___ Task data ___
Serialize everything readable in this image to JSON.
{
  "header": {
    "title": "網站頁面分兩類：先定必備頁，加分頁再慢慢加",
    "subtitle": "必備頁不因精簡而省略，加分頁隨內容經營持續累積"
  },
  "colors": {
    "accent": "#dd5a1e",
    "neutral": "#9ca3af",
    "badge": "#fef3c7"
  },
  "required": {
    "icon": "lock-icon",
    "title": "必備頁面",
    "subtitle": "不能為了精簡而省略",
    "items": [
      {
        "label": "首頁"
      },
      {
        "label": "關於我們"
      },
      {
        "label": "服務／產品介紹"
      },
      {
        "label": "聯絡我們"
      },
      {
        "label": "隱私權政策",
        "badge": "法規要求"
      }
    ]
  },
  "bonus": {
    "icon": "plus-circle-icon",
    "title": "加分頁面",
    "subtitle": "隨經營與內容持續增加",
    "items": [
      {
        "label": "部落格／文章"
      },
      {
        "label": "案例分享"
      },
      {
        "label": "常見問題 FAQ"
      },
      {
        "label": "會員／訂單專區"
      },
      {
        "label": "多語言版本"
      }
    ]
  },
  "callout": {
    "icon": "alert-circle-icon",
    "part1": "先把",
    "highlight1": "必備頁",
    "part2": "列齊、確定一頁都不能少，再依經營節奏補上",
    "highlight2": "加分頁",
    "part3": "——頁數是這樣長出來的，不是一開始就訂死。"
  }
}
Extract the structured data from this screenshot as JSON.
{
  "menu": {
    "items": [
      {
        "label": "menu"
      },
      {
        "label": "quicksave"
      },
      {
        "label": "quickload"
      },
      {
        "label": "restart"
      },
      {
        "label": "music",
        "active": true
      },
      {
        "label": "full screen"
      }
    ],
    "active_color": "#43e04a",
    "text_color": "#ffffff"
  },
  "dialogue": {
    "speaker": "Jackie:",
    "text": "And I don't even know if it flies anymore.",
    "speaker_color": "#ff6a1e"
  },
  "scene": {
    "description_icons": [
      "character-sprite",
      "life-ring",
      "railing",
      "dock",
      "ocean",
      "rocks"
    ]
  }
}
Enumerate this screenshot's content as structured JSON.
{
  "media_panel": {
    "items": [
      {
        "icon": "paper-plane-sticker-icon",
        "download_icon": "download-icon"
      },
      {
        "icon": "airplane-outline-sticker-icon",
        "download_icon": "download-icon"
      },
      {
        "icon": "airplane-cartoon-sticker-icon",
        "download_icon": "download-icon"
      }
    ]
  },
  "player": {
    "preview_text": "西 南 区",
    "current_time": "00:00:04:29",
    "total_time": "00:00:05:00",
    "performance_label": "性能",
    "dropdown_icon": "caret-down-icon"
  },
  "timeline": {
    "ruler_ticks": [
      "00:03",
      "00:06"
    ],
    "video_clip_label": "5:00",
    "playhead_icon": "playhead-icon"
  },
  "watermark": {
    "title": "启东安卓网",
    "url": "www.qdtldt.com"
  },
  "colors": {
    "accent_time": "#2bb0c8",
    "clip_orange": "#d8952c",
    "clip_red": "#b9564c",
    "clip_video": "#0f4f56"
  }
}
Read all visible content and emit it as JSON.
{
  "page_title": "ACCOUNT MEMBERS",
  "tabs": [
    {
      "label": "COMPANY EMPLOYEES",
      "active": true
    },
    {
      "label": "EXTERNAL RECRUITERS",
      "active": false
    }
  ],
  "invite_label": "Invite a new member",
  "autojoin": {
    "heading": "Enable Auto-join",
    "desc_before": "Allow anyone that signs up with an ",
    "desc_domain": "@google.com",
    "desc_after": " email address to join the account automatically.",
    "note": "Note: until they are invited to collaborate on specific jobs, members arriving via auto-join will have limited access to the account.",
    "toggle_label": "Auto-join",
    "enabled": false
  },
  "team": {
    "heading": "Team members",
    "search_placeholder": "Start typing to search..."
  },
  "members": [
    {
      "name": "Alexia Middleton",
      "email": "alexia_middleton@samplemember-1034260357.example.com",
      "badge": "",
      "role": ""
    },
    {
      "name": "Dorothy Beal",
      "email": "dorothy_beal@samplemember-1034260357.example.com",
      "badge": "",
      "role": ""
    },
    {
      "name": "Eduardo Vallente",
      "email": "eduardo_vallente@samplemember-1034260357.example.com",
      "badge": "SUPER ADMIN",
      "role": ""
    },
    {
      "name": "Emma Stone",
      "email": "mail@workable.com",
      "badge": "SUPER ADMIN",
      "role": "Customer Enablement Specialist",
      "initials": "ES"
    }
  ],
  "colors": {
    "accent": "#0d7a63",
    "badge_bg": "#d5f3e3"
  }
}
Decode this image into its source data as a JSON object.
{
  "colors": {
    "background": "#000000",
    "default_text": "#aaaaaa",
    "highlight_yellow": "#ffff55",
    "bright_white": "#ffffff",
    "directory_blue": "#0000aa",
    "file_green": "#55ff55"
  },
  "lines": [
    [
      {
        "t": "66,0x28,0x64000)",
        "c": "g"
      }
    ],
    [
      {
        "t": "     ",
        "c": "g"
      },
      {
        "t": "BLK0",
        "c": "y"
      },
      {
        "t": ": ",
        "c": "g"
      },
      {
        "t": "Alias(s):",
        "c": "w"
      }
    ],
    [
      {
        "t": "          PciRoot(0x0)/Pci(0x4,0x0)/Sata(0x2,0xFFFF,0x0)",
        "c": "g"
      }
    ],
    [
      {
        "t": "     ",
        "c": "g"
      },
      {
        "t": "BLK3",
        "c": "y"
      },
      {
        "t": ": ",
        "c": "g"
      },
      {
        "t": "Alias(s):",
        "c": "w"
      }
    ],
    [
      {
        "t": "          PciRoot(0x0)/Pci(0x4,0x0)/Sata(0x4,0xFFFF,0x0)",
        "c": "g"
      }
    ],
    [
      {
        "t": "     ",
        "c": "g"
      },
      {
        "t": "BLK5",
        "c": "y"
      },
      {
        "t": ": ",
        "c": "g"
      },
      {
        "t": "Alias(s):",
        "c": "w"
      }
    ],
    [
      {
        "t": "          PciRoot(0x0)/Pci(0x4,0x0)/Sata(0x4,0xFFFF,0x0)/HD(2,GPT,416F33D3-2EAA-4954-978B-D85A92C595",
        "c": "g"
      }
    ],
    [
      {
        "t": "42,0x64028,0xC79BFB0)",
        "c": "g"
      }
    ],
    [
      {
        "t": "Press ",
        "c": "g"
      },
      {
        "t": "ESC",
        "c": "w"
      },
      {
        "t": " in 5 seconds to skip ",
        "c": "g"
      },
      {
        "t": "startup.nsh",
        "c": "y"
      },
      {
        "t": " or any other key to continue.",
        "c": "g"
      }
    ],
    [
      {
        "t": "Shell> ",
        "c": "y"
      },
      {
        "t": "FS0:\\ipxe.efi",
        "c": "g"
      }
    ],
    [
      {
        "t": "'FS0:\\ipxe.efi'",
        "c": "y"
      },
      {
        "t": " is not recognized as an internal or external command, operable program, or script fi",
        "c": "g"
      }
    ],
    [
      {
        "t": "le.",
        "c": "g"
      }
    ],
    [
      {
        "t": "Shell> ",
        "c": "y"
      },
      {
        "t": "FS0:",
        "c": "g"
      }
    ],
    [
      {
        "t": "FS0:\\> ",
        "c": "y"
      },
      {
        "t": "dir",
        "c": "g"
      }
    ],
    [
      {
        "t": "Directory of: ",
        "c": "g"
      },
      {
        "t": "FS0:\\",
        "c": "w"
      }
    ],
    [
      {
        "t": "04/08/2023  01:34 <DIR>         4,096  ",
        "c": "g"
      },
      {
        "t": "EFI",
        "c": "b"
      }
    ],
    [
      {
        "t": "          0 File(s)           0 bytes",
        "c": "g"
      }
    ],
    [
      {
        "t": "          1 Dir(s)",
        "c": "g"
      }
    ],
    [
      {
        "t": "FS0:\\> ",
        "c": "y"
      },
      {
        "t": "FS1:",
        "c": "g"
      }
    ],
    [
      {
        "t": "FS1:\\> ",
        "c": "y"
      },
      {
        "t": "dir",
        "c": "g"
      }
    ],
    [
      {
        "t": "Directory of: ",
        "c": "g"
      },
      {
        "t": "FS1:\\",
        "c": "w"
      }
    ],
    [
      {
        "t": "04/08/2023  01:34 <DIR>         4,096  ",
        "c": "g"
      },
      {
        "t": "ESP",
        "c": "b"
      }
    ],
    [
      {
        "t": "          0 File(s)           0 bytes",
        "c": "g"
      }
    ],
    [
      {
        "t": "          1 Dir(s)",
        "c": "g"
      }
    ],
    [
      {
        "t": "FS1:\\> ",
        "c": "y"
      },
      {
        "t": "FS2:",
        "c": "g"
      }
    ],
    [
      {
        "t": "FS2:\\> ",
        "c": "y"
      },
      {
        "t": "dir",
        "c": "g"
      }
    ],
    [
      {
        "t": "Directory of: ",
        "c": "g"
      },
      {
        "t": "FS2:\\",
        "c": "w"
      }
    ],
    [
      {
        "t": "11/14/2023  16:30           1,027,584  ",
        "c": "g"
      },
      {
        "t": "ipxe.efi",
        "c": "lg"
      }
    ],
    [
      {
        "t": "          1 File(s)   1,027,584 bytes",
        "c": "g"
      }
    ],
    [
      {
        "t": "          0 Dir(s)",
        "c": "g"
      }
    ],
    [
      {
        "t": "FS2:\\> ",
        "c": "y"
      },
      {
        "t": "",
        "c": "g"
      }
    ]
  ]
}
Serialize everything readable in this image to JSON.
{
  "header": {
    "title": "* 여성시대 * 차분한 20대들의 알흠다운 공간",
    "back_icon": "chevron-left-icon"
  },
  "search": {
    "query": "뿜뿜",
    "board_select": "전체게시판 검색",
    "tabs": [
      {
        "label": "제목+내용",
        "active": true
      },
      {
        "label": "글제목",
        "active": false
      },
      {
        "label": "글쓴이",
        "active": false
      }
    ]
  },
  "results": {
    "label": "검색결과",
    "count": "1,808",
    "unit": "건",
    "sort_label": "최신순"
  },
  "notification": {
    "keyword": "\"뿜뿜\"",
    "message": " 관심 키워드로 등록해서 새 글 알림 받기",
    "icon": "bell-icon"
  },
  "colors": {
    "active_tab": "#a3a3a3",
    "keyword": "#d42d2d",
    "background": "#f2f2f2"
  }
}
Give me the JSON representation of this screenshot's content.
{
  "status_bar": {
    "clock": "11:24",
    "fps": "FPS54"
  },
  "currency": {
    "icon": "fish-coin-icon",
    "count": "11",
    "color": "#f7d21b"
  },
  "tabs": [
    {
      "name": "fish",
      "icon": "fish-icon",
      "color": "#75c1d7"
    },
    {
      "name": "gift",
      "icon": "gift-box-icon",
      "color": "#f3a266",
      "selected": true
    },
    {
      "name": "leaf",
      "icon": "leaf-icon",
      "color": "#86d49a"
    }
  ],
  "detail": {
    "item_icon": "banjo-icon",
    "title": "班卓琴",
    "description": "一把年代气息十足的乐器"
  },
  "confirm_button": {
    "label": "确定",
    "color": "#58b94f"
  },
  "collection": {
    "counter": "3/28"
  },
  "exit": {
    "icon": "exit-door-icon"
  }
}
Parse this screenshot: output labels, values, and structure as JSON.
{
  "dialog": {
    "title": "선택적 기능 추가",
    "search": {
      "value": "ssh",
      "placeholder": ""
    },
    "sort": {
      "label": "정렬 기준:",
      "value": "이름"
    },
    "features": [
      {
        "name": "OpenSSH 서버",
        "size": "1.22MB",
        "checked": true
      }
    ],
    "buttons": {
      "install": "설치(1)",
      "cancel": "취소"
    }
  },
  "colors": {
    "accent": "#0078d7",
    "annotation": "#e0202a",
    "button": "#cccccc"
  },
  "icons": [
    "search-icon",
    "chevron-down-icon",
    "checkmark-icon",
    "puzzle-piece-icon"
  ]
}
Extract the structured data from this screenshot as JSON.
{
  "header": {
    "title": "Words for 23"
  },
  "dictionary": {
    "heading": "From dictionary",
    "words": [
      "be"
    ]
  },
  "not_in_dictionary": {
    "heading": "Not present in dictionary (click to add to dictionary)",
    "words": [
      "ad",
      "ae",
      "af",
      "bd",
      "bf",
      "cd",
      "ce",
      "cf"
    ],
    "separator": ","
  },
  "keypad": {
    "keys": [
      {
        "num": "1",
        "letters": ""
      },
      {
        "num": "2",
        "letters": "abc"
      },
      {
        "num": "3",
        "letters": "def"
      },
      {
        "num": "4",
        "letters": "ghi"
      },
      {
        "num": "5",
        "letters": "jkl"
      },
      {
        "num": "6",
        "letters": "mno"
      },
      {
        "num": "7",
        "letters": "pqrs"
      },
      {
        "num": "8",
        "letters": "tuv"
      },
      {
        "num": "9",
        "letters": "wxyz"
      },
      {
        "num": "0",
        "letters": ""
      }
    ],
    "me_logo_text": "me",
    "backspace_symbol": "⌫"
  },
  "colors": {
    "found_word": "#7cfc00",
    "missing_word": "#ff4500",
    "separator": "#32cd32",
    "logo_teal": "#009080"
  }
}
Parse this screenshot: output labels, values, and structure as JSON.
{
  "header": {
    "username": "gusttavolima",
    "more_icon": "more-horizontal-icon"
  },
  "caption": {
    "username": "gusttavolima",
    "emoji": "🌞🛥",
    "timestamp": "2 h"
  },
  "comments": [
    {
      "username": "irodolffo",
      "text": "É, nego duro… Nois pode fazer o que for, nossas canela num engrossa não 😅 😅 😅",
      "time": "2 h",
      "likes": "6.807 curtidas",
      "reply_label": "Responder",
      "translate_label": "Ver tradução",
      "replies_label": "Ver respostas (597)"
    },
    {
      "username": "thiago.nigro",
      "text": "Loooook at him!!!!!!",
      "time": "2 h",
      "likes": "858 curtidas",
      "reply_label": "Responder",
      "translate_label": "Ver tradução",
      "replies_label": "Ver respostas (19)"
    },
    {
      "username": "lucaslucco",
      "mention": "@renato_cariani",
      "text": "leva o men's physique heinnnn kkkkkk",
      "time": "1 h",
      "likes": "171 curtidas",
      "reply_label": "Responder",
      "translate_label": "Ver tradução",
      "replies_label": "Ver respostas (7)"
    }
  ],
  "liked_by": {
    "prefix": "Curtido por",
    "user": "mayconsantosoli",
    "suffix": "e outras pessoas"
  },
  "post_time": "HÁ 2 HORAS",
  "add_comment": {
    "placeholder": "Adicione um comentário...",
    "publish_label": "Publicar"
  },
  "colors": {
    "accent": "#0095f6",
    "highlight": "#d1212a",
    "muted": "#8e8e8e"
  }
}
___
Written instruction
Which lines hold the word "likes"? Copy all of them.

Expected answer
      "likes": "6.807 curtidas",
      "likes": "858 curtidas",
      "likes": "171 curtidas",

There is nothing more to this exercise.